--- BEGIN Raw data ---
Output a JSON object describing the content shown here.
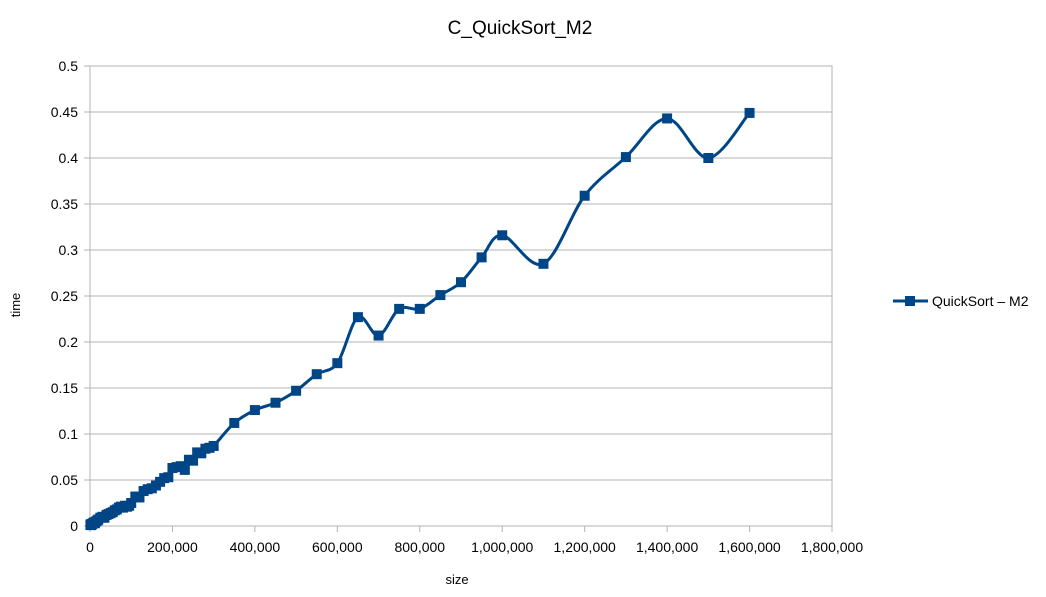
{
  "chart_data": {
    "type": "line",
    "title": "C_QuickSort_M2",
    "xlabel": "size",
    "ylabel": "time",
    "xlim": [
      0,
      1800000
    ],
    "ylim": [
      0,
      0.5
    ],
    "x_ticks": [
      0,
      200000,
      400000,
      600000,
      800000,
      1000000,
      1200000,
      1400000,
      1600000,
      1800000
    ],
    "x_tick_labels": [
      "0",
      "200,000",
      "400,000",
      "600,000",
      "800,000",
      "1,000,000",
      "1,200,000",
      "1,400,000",
      "1,600,000",
      "1,800,000"
    ],
    "y_ticks": [
      0,
      0.05,
      0.1,
      0.15,
      0.2,
      0.25,
      0.3,
      0.35,
      0.4,
      0.45,
      0.5
    ],
    "y_tick_labels": [
      "0",
      "0.05",
      "0.1",
      "0.15",
      "0.2",
      "0.25",
      "0.3",
      "0.35",
      "0.4",
      "0.45",
      "0.5"
    ],
    "grid": "horizontal",
    "legend": "right",
    "series_color": "#004586",
    "series": [
      {
        "name": "QuickSort – M2",
        "x": [
          1000,
          2000,
          3000,
          5000,
          7000,
          10000,
          12000,
          15000,
          18000,
          20000,
          25000,
          30000,
          35000,
          40000,
          45000,
          50000,
          55000,
          60000,
          65000,
          70000,
          75000,
          80000,
          85000,
          90000,
          95000,
          100000,
          110000,
          120000,
          130000,
          140000,
          150000,
          160000,
          170000,
          180000,
          190000,
          200000,
          210000,
          220000,
          230000,
          240000,
          250000,
          260000,
          270000,
          280000,
          290000,
          300000,
          350000,
          400000,
          450000,
          500000,
          550000,
          600000,
          650000,
          700000,
          750000,
          800000,
          850000,
          900000,
          950000,
          1000000,
          1100000,
          1200000,
          1300000,
          1400000,
          1500000,
          1600000
        ],
        "y": [
          0.001,
          0.002,
          0.001,
          0.002,
          0.003,
          0.004,
          0.003,
          0.005,
          0.006,
          0.007,
          0.009,
          0.01,
          0.009,
          0.012,
          0.013,
          0.014,
          0.015,
          0.017,
          0.018,
          0.02,
          0.021,
          0.02,
          0.022,
          0.021,
          0.022,
          0.025,
          0.032,
          0.031,
          0.038,
          0.04,
          0.041,
          0.044,
          0.048,
          0.052,
          0.053,
          0.063,
          0.064,
          0.065,
          0.061,
          0.072,
          0.071,
          0.08,
          0.079,
          0.084,
          0.085,
          0.087,
          0.112,
          0.126,
          0.134,
          0.147,
          0.165,
          0.177,
          0.227,
          0.207,
          0.236,
          0.236,
          0.251,
          0.265,
          0.292,
          0.316,
          0.285,
          0.359,
          0.401,
          0.443,
          0.4,
          0.449
        ]
      }
    ]
  }
}
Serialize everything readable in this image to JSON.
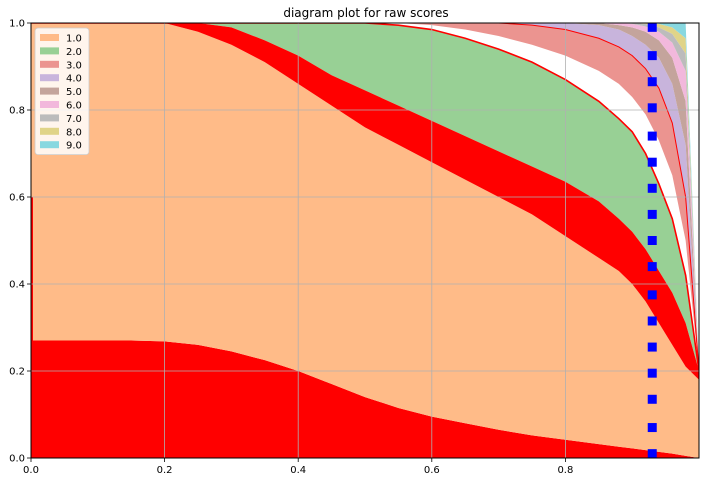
--- END Raw data ---
Write out the records above exactly as they stand, leaving out every picture.

> _The output_
Output a JSON object describing the content shown here.
{
  "chart_data": {
    "type": "line",
    "title": "C_QuickSort_M2",
    "xlabel": "size",
    "ylabel": "time",
    "xlim": [
      0,
      1800000
    ],
    "ylim": [
      0,
      0.5
    ],
    "x_ticks": [
      0,
      200000,
      400000,
      600000,
      800000,
      1000000,
      1200000,
      1400000,
      1600000,
      1800000
    ],
    "x_tick_labels": [
      "0",
      "200,000",
      "400,000",
      "600,000",
      "800,000",
      "1,000,000",
      "1,200,000",
      "1,400,000",
      "1,600,000",
      "1,800,000"
    ],
    "y_ticks": [
      0,
      0.05,
      0.1,
      0.15,
      0.2,
      0.25,
      0.3,
      0.35,
      0.4,
      0.45,
      0.5
    ],
    "y_tick_labels": [
      "0",
      "0.05",
      "0.1",
      "0.15",
      "0.2",
      "0.25",
      "0.3",
      "0.35",
      "0.4",
      "0.45",
      "0.5"
    ],
    "grid": "horizontal",
    "legend": "right",
    "series_color": "#004586",
    "series": [
      {
        "name": "QuickSort – M2",
        "x": [
          1000,
          2000,
          3000,
          5000,
          7000,
          10000,
          12000,
          15000,
          18000,
          20000,
          25000,
          30000,
          35000,
          40000,
          45000,
          50000,
          55000,
          60000,
          65000,
          70000,
          75000,
          80000,
          85000,
          90000,
          95000,
          100000,
          110000,
          120000,
          130000,
          140000,
          150000,
          160000,
          170000,
          180000,
          190000,
          200000,
          210000,
          220000,
          230000,
          240000,
          250000,
          260000,
          270000,
          280000,
          290000,
          300000,
          350000,
          400000,
          450000,
          500000,
          550000,
          600000,
          650000,
          700000,
          750000,
          800000,
          850000,
          900000,
          950000,
          1000000,
          1100000,
          1200000,
          1300000,
          1400000,
          1500000,
          1600000
        ],
        "y": [
          0.001,
          0.002,
          0.001,
          0.002,
          0.003,
          0.004,
          0.003,
          0.005,
          0.006,
          0.007,
          0.009,
          0.01,
          0.009,
          0.012,
          0.013,
          0.014,
          0.015,
          0.017,
          0.018,
          0.02,
          0.021,
          0.02,
          0.022,
          0.021,
          0.022,
          0.025,
          0.032,
          0.031,
          0.038,
          0.04,
          0.041,
          0.044,
          0.048,
          0.052,
          0.053,
          0.063,
          0.064,
          0.065,
          0.061,
          0.072,
          0.071,
          0.08,
          0.079,
          0.084,
          0.085,
          0.087,
          0.112,
          0.126,
          0.134,
          0.147,
          0.165,
          0.177,
          0.227,
          0.207,
          0.236,
          0.236,
          0.251,
          0.265,
          0.292,
          0.316,
          0.285,
          0.359,
          0.401,
          0.443,
          0.4,
          0.449
        ]
      }
    ]
  }
}
Serialize everything readable in this image to JSON.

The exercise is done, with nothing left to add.